◆ **DESCRIPTION OF THE TASK**
Filter the entries that follow, copying every line in which the word "nRetail" appears.

◆ **MATERIAL FOR THIS EXERCISE**
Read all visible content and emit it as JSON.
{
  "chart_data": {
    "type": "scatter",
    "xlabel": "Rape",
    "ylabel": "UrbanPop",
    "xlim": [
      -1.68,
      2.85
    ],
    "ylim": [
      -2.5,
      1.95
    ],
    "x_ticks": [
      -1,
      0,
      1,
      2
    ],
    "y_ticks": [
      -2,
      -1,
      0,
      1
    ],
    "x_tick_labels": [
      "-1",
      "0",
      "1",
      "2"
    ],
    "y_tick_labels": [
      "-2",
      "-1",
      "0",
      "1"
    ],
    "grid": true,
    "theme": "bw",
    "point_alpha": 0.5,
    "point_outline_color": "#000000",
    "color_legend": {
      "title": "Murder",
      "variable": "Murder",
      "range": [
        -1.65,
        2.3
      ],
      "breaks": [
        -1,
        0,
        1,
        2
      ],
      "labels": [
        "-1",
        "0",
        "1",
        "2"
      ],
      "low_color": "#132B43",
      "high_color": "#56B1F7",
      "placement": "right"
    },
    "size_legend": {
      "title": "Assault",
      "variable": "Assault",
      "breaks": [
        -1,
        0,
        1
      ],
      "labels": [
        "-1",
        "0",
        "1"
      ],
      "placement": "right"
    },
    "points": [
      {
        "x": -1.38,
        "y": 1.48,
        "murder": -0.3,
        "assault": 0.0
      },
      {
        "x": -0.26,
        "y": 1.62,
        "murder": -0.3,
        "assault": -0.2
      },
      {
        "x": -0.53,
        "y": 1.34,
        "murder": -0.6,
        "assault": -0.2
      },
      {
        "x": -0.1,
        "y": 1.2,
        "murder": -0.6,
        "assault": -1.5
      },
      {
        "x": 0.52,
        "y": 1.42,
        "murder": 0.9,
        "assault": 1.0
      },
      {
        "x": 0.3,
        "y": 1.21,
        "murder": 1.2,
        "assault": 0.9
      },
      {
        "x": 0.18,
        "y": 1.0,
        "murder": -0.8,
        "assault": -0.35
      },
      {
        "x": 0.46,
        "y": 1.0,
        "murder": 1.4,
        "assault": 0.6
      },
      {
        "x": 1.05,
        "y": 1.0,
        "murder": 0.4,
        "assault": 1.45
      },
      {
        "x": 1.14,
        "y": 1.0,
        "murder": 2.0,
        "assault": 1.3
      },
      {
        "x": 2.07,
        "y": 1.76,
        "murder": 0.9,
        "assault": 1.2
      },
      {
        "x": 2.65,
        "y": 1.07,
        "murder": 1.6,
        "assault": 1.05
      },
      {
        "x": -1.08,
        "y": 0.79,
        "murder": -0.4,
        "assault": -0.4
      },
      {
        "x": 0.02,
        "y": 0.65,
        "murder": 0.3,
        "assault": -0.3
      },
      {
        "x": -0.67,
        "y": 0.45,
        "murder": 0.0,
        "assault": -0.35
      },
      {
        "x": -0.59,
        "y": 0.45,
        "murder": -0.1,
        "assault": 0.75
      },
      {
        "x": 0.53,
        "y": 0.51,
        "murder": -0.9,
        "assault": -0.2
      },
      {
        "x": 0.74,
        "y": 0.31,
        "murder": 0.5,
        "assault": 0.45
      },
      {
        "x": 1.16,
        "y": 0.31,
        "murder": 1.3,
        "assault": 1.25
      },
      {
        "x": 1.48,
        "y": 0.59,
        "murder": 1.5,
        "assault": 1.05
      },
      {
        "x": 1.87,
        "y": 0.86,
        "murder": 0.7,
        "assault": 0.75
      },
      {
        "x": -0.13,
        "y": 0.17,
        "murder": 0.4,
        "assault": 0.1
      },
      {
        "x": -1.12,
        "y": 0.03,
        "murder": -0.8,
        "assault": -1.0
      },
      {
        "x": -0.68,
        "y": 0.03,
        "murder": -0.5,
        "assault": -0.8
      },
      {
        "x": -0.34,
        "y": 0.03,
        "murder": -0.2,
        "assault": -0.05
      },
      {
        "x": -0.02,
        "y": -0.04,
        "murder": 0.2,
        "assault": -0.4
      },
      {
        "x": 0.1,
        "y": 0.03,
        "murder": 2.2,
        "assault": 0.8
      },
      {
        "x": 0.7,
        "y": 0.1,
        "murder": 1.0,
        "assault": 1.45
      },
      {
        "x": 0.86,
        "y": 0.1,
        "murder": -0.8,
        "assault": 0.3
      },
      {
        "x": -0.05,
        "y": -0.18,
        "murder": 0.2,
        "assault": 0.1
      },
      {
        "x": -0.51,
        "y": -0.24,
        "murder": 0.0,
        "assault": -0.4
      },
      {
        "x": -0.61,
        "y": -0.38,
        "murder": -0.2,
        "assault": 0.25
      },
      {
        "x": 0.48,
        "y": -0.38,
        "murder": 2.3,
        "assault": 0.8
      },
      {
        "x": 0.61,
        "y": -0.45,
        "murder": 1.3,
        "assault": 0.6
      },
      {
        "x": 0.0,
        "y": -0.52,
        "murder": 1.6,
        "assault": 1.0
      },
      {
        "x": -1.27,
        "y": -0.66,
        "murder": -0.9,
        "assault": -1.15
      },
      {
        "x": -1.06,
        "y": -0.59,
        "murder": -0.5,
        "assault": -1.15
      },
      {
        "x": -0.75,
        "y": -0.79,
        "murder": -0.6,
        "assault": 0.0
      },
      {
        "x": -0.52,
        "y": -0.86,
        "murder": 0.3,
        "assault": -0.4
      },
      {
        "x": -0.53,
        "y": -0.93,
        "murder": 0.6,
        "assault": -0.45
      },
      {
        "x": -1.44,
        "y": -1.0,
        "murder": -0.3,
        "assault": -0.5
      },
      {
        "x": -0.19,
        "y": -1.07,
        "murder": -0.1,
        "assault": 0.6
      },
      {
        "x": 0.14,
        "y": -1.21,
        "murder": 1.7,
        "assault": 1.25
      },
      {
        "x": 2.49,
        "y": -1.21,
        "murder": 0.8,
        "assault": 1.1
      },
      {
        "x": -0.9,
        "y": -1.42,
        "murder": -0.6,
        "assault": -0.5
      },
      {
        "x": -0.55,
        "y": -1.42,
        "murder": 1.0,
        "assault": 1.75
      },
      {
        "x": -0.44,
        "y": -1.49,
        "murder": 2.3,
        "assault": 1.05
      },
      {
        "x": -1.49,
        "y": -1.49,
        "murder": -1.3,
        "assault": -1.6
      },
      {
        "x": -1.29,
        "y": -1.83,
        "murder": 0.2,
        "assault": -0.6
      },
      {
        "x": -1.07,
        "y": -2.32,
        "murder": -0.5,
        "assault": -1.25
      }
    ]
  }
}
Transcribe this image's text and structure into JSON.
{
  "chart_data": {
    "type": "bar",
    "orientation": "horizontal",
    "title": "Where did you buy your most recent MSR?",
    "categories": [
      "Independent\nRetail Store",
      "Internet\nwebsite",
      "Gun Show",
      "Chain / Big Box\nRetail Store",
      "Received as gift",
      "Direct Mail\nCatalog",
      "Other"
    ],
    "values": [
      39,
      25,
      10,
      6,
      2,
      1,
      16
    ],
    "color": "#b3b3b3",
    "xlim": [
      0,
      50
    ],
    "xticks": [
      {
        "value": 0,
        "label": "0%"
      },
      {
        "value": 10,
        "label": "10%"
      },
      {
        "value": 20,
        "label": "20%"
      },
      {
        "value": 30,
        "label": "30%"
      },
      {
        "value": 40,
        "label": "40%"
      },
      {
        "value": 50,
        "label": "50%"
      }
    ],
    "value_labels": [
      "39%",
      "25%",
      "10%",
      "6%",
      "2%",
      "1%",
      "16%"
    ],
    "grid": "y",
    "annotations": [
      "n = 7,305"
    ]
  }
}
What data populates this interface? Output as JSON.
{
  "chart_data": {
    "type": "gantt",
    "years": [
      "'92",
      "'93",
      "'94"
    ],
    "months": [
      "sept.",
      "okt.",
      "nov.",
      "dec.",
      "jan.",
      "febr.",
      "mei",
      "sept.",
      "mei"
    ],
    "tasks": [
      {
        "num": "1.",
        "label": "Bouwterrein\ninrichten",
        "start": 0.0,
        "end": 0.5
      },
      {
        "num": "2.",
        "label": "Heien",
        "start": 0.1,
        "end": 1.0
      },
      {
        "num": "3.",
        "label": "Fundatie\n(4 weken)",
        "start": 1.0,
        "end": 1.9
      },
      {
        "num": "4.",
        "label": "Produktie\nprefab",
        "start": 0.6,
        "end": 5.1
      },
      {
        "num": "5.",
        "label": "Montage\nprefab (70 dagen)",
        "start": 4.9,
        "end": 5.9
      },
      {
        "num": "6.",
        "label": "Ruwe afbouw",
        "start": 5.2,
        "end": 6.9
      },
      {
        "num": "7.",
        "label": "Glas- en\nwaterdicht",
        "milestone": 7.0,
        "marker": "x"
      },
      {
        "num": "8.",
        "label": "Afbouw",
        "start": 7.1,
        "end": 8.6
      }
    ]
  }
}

◆ **TASK RESPONSE**
      "Independent\nRetail Store",
      "Chain / Big Box\nRetail Store",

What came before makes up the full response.